Set of tasks:
1) In the court opinion about the Scranton school building bond, what was the contract price for erecting the building?
2) Please extend the court opinion about the Scranton school building bond, beginning right after its final sentence.

This is an action on a contractor's bond to recover the cost of certain material furnished by the appellant, plaintiff below, for a certain school building at Scranton, Iowa. The contract for the erection of the building was entered into between the Evans Construction Company of Mexico, Mo., and the independent School District of Scranton, Green County, Iowa. Its first article sets out that "the contractor (Evans Construction Company), shall and will provide all the material and perform all the work for the erection and completion (except plumbing and heating) of a two-story and basement High and Grade School building to be erected at Scranton, Green County, Iowa, as shown on the drawings and described in the specifications and supplement prepared by Trunk Gordon, architects, which drawings and specifications are identified by the signatures of the parties hereto, and become hereby a part of this contract." The concluding paragraph of the contract is that it, "is not to be binding on the part of the owner until the contractor files an approved surety bond for fifty per cent. of the contract."
The contract price for the erection of the building was $30,990, it being stipulated that "such sum shall be paid by the owner to the contractor, in current funds," in instalments as thereafter stated.
In the plans and specifications appears this clause:
"The contractor must furnish the owner an acceptable surety bond for the full amount of the contract price, guaranteeing the payment for all valid claims for all labor or material furnished for the building regardless of liens."

Material:
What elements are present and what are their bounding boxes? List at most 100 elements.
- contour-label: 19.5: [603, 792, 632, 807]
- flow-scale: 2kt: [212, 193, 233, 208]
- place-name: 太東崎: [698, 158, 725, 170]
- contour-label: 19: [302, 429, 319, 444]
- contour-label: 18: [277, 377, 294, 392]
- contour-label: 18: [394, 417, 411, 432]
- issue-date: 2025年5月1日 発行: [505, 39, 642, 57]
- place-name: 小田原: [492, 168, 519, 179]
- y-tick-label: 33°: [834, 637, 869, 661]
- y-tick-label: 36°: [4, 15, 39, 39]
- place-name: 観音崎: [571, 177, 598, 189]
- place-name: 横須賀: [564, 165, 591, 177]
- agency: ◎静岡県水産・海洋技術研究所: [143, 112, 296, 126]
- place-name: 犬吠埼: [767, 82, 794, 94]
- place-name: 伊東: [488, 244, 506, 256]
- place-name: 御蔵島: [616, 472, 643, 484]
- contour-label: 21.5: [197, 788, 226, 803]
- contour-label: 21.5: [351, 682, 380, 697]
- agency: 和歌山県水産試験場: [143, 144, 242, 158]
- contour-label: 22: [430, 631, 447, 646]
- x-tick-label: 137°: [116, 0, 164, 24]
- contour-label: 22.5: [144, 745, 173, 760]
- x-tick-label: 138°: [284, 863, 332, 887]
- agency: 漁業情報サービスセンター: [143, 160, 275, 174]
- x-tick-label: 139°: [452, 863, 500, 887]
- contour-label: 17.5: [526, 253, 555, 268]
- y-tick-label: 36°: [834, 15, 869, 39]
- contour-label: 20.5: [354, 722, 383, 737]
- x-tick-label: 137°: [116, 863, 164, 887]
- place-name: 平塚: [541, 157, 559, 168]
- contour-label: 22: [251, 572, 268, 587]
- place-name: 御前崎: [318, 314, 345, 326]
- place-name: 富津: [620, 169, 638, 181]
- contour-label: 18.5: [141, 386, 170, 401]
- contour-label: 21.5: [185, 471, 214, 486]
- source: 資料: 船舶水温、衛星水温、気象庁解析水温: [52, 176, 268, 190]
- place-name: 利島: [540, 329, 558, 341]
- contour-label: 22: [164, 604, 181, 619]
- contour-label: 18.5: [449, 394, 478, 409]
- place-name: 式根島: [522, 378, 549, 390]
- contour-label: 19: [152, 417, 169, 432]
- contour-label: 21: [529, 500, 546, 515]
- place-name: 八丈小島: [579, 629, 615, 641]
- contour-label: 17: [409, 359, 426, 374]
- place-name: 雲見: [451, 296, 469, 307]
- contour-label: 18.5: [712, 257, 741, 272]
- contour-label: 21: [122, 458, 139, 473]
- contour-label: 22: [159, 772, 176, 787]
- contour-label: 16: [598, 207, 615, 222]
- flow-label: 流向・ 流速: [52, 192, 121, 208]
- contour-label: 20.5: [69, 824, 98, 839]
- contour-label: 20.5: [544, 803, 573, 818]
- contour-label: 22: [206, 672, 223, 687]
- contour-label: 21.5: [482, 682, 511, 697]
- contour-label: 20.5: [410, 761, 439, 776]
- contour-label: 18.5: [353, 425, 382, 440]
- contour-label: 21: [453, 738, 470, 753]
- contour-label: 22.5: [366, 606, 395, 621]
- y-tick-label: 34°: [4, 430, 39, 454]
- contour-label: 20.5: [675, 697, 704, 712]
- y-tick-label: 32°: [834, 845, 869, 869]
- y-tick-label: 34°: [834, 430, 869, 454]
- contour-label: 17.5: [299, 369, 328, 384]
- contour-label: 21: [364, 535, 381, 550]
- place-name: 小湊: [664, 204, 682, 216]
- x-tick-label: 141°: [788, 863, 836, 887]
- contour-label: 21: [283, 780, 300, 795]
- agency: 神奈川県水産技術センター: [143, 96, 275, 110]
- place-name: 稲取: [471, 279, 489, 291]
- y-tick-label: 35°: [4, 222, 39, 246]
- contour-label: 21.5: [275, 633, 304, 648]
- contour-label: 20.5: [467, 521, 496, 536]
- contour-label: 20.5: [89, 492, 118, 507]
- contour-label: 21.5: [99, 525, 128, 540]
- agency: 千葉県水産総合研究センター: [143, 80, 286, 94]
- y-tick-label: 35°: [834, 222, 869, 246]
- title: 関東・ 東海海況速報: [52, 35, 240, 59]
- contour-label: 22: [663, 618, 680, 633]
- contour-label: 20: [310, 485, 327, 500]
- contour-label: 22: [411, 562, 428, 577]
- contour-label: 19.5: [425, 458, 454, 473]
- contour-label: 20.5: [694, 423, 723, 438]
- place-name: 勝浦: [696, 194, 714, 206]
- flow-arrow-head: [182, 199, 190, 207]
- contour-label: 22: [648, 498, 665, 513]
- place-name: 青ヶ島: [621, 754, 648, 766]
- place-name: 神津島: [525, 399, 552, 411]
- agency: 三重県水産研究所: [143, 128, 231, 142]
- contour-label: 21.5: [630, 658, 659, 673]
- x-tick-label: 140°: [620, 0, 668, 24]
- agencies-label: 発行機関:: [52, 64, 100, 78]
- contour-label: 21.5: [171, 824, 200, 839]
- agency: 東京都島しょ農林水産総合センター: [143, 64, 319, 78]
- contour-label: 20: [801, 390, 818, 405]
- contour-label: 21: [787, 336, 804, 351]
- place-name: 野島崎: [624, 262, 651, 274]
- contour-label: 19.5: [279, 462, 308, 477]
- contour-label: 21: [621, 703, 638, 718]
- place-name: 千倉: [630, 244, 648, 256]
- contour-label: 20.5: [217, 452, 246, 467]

Task-by-task results:
1) $30,990

2)
The Evans Construction Company is named as principal in the bond, the Maryland Casualty Company as surety, and the Board of Education of the school district *Page 81 as obligee, and is for the sum of $15,000. The parts of the bond material to the consideration of this question are these:
"Whereas, the principal has entered into a written contract, dated April 12, 1915, with the obligee, for the erection and completion (except plumbing and heating), of a two-story and basement High and Grade School building, to be erected at Scranton, Green County, Iowa, as shown on the drawings and described in the specifications and supplement prepared by Trunk Gordon, Architects, St. Joseph, Missouri, a copy of which is hereto annexed, and which contract is made a part thereof, as fully, as if recited at length herein.
"Now, therefore, the condition of this obligation is such that, if the principal shall indemnify the obligee against any loss ordamage directly arising by reason of the failure of the principalto faithfully perform said contract, then the obligation shall be void; otherwise to remain in full force and effect. (Italics ours).
"It is expressly agreed that the said principal and surety will keep the said obligee harmless and indemnified from and against any and all costs, damages and expenses which it may incur or become liable for, by reason of any claim or demand that may be made against it, or against said building, or the real estate upon which the same is situated, on account of any act or thing done or omitted by the said principal in the premises; and that the principal and surety shall and will keep the said obligee harmless and indemnified from and against any and all things, liens of mechanics, laborers', materialmen, and subcontractors, and that they shall and will pay to said obligee all sums of money which it may be required to pay to any other persons, on account of work or labor done, or material furnished on and for said building, and all costs and expenses incurred in relation thereto."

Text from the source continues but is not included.